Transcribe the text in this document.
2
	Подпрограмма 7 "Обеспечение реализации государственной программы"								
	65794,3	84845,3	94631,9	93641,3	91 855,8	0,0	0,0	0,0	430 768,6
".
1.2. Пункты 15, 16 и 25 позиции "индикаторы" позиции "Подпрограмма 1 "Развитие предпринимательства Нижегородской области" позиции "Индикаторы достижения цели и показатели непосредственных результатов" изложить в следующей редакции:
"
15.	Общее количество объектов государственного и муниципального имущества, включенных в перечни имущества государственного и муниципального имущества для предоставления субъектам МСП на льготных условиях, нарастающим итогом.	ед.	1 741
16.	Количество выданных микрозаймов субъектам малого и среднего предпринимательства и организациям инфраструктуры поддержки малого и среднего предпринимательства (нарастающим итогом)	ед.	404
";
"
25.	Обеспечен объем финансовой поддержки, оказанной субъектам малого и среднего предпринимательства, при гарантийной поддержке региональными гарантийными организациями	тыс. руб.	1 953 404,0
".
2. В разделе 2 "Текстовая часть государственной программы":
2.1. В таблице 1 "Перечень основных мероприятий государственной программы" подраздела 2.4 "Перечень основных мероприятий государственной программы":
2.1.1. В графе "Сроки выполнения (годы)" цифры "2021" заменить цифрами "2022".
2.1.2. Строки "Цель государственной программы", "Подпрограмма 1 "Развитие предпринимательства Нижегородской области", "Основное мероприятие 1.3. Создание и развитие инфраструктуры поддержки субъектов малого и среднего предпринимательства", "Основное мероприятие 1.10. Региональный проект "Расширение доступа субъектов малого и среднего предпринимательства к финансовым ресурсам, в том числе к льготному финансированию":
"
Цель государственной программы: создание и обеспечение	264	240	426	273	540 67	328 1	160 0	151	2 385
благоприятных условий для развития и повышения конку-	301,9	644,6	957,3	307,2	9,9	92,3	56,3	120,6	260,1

+ + + + +

→ **Task prompt**: Look through the data above. Find each line with the string "нарастающим" and copy it.

→ **Response to this exercise**:
15.	Общее количество объектов государственного и муниципального имущества, включенных в перечни имущества государственного и муниципального имущества для предоставления субъектам МСП на льготных условиях, нарастающим итогом.	ед.	1 741
16.	Количество выданных микрозаймов субъектам малого и среднего предпринимательства и организациям инфраструктуры поддержки малого и среднего предпринимательства (нарастающим итогом)	ед.	404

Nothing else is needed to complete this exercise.